[Stored data]

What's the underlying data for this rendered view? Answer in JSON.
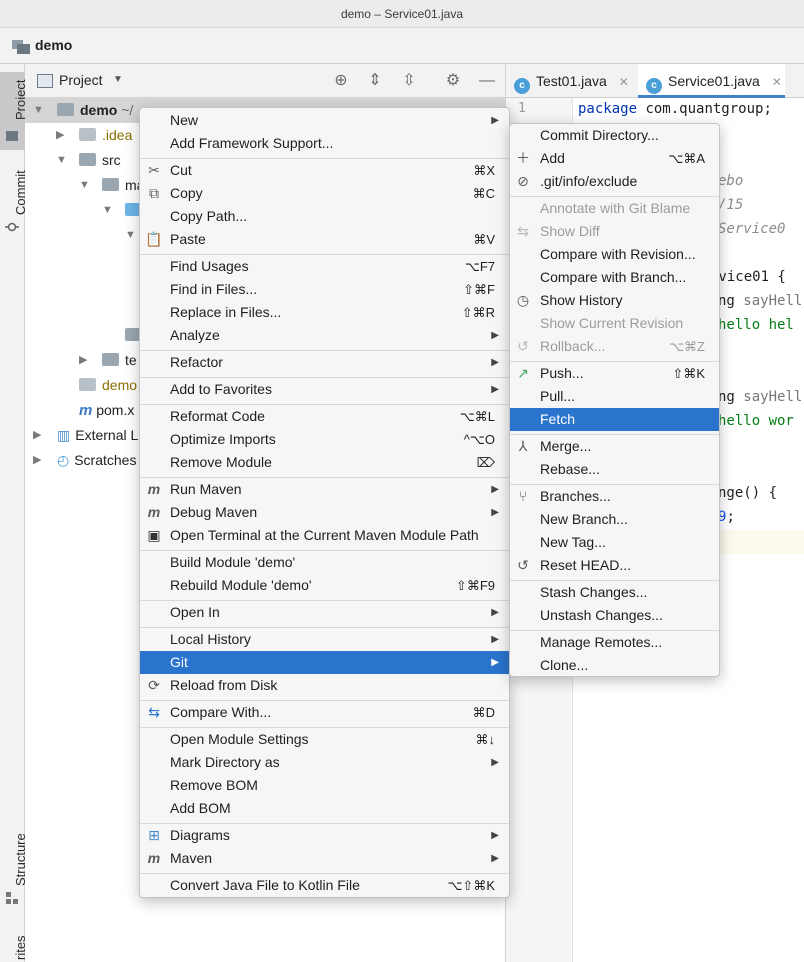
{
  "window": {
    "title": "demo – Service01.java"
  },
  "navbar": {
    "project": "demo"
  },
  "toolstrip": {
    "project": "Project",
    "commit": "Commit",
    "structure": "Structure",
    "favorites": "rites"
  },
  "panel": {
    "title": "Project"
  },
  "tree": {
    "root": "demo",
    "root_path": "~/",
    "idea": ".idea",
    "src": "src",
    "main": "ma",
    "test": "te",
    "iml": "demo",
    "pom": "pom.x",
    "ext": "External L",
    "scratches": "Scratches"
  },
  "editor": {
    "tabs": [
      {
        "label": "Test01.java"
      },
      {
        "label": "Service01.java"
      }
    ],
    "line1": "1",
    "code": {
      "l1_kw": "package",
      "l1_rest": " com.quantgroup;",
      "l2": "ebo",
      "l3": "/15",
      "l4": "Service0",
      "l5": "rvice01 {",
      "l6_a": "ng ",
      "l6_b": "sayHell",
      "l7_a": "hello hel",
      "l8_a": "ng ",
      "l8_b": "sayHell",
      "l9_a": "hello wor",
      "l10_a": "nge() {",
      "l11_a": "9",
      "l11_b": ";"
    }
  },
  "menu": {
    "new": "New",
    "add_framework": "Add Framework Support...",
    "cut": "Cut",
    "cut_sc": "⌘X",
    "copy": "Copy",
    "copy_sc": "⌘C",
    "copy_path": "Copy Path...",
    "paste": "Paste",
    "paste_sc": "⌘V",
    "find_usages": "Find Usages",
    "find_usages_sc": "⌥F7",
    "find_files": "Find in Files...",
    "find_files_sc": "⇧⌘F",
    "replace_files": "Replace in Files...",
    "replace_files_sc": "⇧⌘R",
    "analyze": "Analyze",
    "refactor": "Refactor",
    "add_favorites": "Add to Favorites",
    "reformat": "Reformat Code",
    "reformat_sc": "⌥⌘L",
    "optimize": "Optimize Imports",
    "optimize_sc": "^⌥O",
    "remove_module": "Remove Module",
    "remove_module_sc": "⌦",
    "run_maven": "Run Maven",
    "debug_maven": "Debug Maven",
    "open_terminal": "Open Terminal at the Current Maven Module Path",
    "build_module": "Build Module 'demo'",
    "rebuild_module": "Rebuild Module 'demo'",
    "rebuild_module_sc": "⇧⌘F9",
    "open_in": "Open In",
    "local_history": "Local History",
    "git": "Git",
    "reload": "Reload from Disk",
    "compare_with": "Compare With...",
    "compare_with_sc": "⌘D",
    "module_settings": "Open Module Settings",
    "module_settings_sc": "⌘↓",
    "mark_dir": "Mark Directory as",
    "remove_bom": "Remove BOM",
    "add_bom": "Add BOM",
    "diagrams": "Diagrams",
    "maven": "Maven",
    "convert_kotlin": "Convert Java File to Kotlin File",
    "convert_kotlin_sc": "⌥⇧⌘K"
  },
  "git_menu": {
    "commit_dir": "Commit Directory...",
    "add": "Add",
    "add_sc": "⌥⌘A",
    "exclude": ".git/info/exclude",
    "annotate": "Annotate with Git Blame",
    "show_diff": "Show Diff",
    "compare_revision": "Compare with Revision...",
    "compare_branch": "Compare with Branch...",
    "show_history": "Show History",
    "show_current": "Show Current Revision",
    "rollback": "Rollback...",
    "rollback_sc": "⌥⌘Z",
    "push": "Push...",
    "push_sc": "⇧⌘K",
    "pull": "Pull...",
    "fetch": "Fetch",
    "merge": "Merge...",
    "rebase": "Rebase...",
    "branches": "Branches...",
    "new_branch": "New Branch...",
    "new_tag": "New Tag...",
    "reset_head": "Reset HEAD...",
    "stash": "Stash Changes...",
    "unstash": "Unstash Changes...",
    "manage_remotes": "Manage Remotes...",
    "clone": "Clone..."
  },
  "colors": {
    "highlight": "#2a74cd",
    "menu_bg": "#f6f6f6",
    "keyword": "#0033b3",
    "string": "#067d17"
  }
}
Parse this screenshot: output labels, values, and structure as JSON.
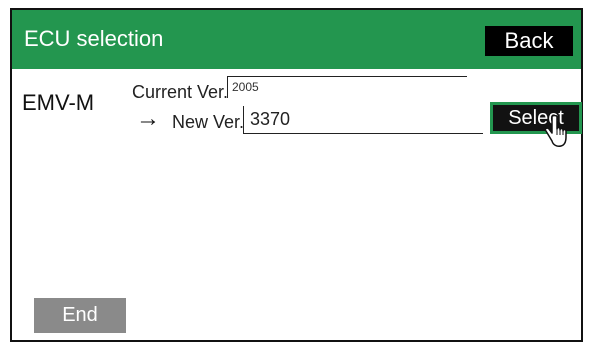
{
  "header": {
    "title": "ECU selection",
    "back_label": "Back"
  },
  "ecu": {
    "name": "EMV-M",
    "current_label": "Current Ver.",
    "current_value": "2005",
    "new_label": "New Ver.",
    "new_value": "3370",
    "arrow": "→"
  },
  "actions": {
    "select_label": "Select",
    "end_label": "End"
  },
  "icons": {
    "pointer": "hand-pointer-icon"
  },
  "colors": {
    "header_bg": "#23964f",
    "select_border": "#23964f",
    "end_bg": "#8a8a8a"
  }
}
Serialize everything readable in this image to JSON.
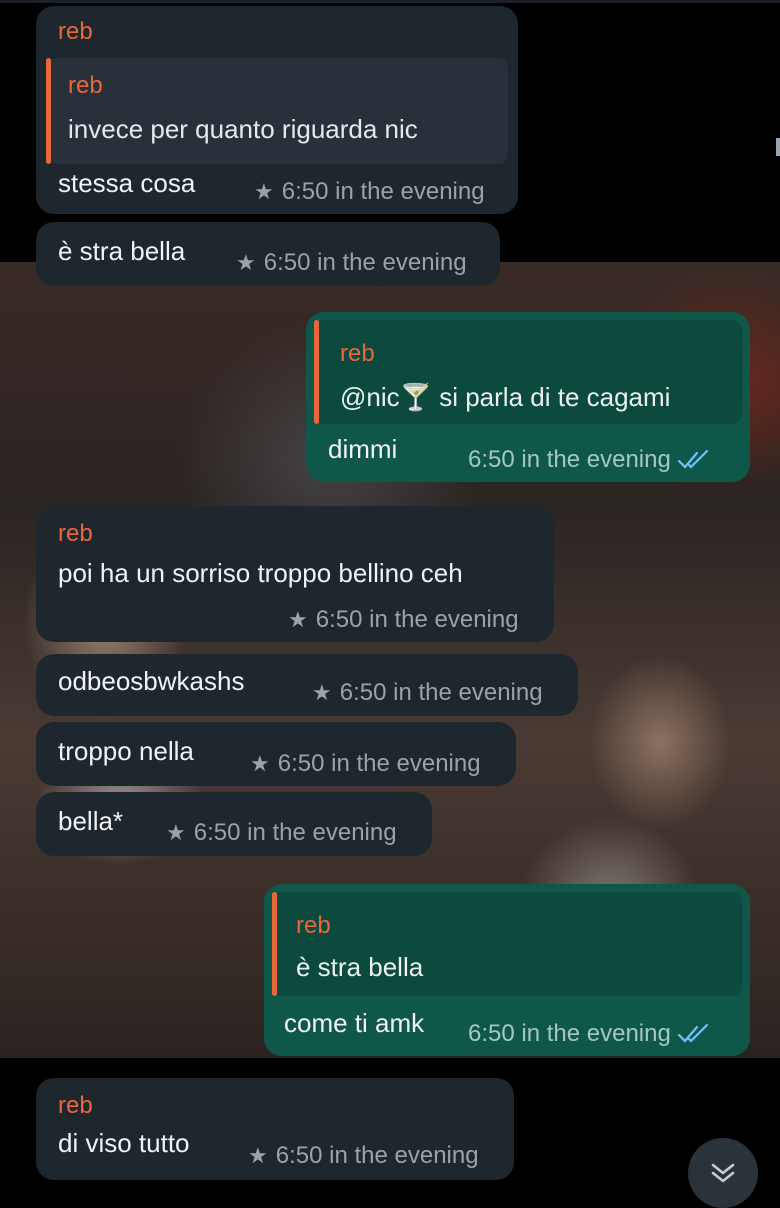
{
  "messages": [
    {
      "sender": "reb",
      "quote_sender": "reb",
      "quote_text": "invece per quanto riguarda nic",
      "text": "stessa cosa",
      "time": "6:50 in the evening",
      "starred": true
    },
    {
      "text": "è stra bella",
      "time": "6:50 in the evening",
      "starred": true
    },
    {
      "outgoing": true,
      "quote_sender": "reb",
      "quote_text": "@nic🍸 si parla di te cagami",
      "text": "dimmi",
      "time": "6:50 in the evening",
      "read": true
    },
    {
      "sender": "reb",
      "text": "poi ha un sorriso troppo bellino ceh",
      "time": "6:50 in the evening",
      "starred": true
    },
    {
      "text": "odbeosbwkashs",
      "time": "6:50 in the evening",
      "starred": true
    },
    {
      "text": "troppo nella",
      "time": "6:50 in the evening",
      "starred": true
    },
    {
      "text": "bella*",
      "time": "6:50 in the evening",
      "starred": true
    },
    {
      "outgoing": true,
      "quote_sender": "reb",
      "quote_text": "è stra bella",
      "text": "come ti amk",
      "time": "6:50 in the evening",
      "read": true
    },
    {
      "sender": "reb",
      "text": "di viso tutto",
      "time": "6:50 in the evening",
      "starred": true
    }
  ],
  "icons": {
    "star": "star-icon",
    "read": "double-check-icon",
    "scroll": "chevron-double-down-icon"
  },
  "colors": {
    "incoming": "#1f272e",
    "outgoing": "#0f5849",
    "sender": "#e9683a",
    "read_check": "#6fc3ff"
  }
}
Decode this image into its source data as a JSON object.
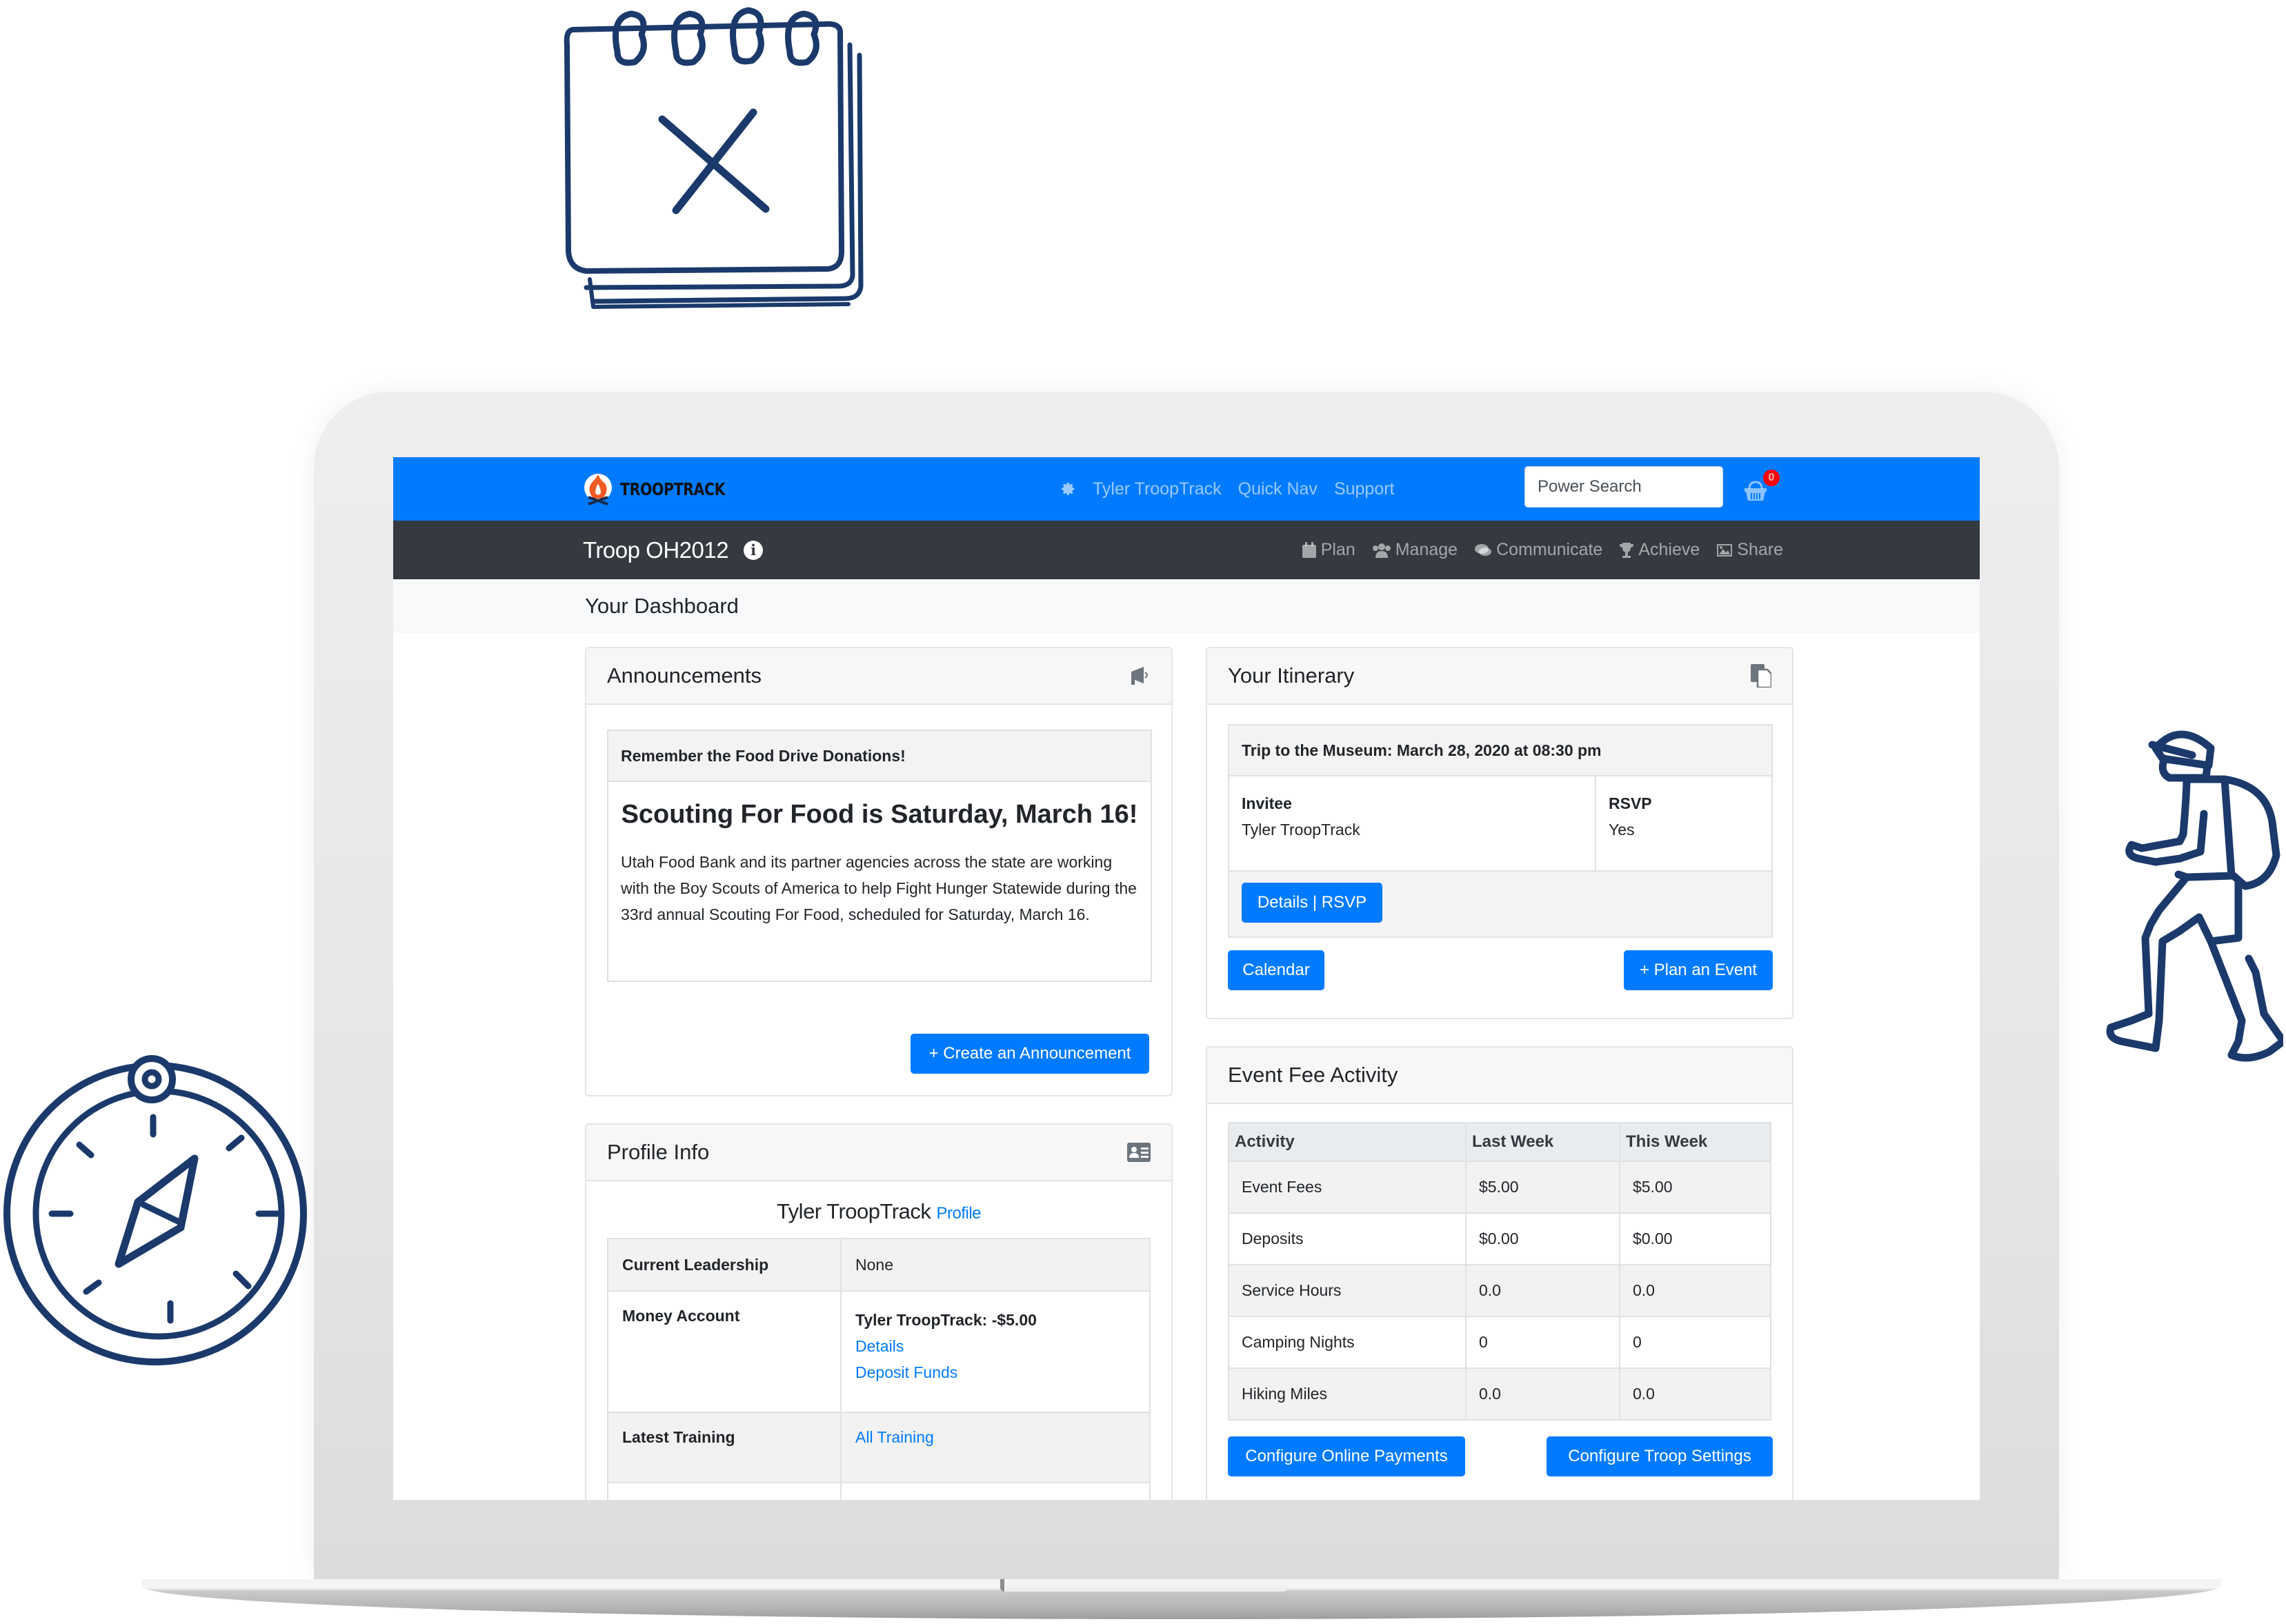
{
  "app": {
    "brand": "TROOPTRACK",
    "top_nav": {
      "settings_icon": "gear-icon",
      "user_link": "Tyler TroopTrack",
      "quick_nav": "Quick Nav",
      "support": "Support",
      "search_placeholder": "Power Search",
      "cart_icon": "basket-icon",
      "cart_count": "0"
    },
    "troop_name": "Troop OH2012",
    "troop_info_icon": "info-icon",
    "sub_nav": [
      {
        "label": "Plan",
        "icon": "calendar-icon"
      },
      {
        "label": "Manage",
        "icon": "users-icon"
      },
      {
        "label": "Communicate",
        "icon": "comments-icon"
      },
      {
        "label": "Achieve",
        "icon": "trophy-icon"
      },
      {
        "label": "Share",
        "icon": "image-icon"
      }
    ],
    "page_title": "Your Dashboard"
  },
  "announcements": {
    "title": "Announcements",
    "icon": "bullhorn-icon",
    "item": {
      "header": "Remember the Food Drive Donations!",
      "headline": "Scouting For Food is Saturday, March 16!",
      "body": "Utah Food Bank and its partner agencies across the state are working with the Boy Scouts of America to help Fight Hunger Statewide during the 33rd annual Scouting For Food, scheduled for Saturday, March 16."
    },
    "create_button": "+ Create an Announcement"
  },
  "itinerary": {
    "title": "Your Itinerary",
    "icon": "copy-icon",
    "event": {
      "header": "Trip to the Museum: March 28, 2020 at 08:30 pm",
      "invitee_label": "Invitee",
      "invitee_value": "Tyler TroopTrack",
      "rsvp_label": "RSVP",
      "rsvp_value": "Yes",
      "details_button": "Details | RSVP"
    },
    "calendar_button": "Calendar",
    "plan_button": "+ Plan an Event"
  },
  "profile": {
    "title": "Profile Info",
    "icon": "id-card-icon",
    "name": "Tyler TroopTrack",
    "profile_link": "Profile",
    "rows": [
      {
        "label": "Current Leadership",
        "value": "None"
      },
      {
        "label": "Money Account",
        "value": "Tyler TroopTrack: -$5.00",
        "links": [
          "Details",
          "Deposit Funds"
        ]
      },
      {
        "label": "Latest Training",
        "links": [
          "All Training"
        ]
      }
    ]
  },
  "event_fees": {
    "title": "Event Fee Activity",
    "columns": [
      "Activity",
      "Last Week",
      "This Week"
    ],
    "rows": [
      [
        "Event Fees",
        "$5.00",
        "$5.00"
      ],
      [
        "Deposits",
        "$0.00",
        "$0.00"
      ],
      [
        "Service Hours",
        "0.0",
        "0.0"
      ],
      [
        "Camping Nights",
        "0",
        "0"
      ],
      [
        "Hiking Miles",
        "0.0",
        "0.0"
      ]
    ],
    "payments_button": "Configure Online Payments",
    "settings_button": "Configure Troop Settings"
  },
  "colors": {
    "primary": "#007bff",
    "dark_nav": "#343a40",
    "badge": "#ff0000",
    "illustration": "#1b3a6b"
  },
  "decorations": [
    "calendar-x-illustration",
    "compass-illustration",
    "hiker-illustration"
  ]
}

▶ Instructions for the task: Copy out each line in the listing that has the word "Revision".

▶ Expected output:
    "compare_revision": "Compare with Revision...",
    "show_current": "Show Current Revision",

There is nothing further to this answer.